Short task
Copy the lines of the records below verbatim, starting with the line that contains "code-line[interactable]: e.emp_no,: [0, 58, 675, 87]" and ending with the line that contains "code-token-paren: ): [255, 404, 266, 424]", both included.

[Saved data entries]
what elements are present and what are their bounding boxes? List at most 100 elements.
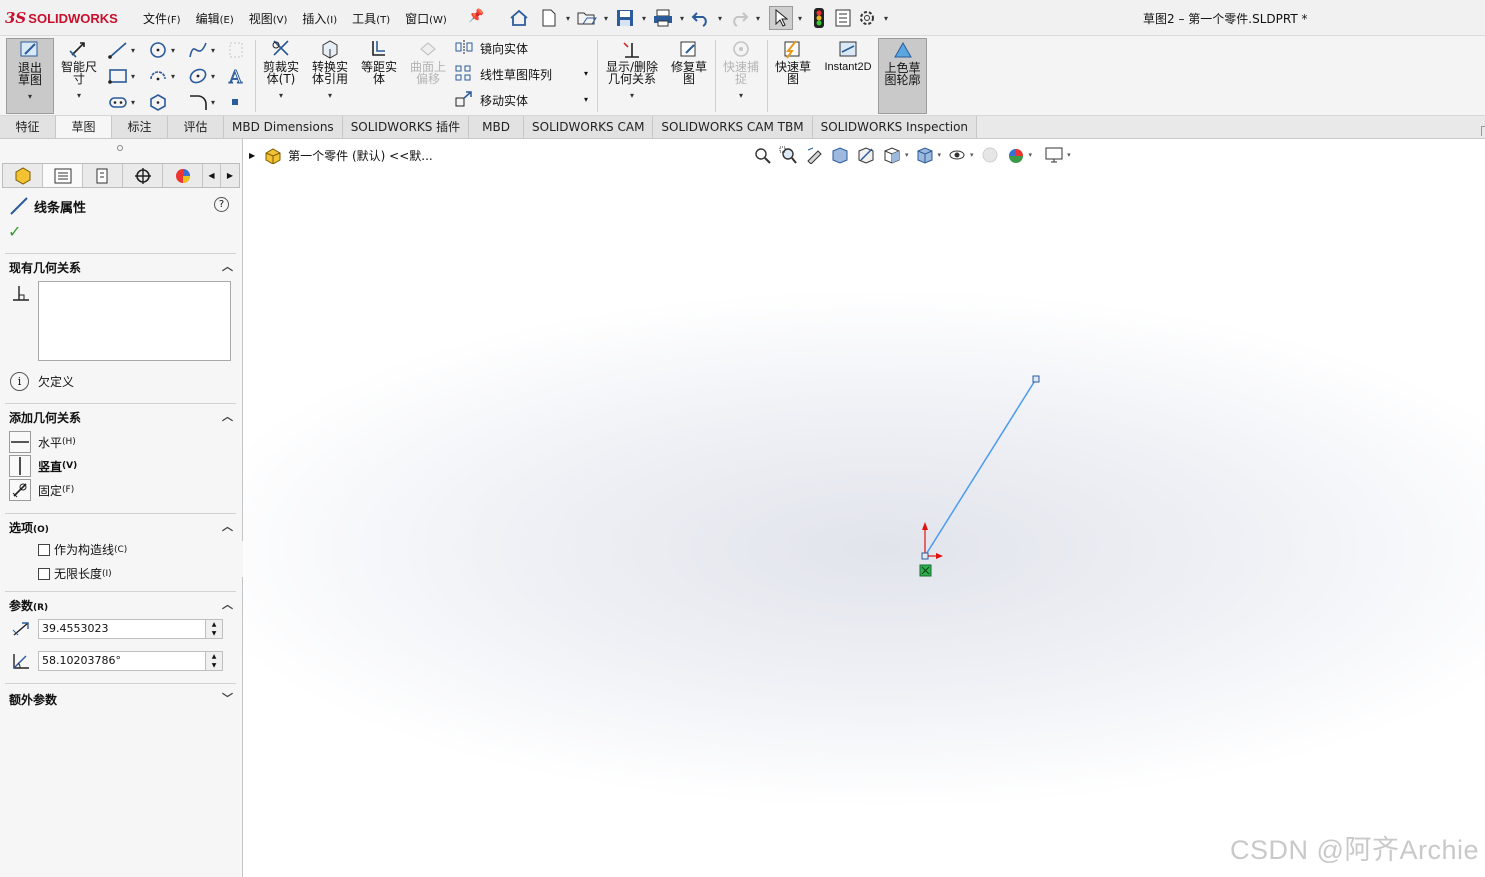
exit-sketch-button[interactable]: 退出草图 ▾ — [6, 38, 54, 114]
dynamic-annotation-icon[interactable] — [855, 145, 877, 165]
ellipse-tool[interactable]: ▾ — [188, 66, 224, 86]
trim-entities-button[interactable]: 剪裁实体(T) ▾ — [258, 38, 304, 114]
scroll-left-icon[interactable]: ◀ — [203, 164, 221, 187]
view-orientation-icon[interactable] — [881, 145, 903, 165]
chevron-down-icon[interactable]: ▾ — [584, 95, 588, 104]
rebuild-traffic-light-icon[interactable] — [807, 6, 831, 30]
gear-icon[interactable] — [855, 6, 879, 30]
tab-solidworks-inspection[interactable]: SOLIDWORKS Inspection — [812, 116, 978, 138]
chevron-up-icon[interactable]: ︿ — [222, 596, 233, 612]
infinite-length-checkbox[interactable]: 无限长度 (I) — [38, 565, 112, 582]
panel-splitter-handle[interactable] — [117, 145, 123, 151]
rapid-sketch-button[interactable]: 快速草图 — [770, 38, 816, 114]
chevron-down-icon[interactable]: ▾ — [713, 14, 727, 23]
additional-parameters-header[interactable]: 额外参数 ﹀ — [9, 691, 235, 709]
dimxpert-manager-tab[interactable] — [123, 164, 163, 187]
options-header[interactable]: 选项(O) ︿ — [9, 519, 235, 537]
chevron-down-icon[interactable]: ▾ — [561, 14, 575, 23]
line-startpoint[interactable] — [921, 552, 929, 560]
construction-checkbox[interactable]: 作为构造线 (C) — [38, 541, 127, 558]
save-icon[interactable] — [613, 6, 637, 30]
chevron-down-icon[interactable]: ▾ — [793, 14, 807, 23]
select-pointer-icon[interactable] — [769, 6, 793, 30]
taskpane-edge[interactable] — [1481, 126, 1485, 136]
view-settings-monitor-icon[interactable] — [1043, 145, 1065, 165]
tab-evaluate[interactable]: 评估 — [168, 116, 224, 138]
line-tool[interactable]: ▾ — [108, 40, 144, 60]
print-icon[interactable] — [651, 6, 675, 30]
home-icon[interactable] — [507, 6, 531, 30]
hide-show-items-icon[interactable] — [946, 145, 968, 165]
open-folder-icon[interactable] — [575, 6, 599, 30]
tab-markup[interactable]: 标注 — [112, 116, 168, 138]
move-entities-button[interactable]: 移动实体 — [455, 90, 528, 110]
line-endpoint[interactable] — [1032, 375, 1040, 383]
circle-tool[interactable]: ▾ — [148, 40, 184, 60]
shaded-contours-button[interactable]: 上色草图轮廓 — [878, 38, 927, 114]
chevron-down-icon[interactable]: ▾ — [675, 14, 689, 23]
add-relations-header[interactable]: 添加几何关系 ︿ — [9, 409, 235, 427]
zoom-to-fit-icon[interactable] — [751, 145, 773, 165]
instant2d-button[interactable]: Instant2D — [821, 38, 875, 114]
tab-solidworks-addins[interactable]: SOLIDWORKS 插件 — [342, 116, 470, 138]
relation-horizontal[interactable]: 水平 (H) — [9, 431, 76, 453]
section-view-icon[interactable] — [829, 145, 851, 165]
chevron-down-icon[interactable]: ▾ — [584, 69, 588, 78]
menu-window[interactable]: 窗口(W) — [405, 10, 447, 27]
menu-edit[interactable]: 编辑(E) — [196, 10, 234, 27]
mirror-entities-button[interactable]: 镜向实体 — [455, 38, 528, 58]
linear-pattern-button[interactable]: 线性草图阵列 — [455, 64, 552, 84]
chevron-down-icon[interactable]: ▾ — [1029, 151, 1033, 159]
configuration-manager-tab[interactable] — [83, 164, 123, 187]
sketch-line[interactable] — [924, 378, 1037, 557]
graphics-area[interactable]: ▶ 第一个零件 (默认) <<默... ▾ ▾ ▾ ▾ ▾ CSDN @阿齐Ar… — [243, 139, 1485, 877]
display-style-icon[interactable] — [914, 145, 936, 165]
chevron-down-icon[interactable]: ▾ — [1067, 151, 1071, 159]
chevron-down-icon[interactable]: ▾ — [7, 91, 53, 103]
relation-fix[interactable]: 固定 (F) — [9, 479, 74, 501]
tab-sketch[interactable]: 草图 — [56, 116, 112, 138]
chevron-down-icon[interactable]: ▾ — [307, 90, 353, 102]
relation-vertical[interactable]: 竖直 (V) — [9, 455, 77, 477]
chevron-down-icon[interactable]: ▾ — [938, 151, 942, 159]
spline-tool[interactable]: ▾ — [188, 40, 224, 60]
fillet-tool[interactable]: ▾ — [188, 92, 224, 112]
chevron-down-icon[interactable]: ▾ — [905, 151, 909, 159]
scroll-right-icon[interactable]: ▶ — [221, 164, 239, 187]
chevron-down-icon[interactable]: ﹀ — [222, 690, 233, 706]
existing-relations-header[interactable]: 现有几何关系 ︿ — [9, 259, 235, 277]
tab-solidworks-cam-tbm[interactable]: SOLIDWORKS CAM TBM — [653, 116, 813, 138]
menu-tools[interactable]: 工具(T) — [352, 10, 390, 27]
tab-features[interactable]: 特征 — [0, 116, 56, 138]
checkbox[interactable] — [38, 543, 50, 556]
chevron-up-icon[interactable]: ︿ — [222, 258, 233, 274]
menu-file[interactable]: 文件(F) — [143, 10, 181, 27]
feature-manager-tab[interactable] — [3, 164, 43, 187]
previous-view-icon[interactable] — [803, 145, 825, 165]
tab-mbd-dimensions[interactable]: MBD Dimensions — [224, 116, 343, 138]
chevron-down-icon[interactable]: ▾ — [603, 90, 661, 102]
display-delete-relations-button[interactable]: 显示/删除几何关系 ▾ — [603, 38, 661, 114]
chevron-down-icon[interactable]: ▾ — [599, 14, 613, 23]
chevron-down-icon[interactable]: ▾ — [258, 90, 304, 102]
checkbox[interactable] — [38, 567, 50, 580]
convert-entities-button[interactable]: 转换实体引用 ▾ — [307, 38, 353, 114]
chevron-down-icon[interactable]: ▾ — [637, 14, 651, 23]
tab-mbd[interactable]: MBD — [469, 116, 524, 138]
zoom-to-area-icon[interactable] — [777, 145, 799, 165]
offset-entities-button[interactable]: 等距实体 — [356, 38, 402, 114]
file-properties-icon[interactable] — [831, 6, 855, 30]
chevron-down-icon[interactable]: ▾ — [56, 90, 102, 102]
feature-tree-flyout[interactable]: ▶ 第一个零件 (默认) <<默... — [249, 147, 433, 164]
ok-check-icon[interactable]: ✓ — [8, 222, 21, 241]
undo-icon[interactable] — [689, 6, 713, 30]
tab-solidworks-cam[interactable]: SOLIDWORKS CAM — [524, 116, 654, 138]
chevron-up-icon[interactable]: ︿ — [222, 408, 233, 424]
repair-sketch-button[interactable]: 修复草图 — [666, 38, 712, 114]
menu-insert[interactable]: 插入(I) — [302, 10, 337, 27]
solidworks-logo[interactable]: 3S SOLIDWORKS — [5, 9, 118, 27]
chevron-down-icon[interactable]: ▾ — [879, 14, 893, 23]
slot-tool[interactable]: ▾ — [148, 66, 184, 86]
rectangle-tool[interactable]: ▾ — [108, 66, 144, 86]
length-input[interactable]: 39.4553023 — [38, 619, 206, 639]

==

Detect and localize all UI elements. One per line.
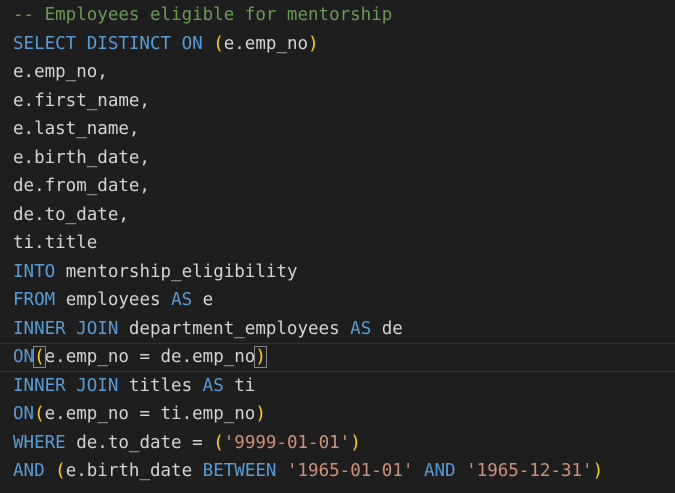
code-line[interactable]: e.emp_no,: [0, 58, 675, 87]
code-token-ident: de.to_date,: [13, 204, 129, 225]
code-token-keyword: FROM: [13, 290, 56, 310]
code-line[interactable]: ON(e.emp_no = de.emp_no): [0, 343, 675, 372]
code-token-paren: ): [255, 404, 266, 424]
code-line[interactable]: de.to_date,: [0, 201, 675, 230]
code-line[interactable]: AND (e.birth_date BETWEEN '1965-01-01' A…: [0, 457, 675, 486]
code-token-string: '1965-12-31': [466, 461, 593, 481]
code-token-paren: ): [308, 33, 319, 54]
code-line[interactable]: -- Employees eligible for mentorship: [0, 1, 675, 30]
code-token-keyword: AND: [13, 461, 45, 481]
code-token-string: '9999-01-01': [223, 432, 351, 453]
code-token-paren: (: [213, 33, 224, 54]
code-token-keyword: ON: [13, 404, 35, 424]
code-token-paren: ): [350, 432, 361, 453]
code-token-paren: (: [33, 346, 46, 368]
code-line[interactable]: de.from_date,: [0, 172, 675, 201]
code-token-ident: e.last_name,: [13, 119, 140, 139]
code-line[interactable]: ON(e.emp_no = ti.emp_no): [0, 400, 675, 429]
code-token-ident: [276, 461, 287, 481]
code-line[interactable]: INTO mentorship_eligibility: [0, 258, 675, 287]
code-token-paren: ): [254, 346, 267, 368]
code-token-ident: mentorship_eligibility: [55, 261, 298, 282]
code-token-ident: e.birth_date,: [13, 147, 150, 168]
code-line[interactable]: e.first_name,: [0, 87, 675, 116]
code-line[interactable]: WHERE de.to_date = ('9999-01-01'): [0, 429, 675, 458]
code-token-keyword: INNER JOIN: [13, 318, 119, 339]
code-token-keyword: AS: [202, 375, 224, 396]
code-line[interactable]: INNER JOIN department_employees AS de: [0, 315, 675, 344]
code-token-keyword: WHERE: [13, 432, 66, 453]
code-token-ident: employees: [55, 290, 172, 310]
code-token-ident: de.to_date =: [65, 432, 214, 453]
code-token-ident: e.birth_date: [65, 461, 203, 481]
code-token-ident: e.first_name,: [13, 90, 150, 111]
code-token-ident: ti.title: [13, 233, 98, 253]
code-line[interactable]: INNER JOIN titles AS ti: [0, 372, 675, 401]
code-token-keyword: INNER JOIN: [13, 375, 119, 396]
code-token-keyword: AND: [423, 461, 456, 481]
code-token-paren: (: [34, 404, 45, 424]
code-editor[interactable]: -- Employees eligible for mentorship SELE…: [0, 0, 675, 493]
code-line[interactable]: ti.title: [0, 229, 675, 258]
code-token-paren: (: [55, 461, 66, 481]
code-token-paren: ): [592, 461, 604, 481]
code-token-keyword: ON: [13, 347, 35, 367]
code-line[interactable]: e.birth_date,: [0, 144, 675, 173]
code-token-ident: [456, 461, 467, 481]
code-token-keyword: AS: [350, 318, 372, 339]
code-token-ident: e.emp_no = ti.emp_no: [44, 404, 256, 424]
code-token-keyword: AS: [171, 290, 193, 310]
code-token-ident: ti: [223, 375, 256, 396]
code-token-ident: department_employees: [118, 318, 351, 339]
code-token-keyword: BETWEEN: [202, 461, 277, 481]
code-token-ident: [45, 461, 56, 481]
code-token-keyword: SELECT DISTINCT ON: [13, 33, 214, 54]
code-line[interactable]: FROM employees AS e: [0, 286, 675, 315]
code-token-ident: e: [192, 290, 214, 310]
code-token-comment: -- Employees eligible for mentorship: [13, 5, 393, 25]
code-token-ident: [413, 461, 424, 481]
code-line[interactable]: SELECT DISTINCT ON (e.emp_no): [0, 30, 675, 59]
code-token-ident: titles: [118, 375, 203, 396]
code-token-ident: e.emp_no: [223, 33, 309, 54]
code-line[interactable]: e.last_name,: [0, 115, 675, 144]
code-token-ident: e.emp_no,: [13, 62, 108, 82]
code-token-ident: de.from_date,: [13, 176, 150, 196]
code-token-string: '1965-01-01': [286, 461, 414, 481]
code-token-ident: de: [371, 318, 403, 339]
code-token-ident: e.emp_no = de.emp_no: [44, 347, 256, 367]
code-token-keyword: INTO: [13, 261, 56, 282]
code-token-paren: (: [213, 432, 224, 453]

Solution for this task
code-line[interactable]: e.emp_no,: [0, 58, 675, 87]
code-token-ident: de.to_date,: [13, 204, 129, 225]
code-token-keyword: FROM: [13, 290, 56, 310]
code-line[interactable]: ON(e.emp_no = de.emp_no): [0, 343, 675, 372]
code-token-paren: ): [255, 404, 266, 424]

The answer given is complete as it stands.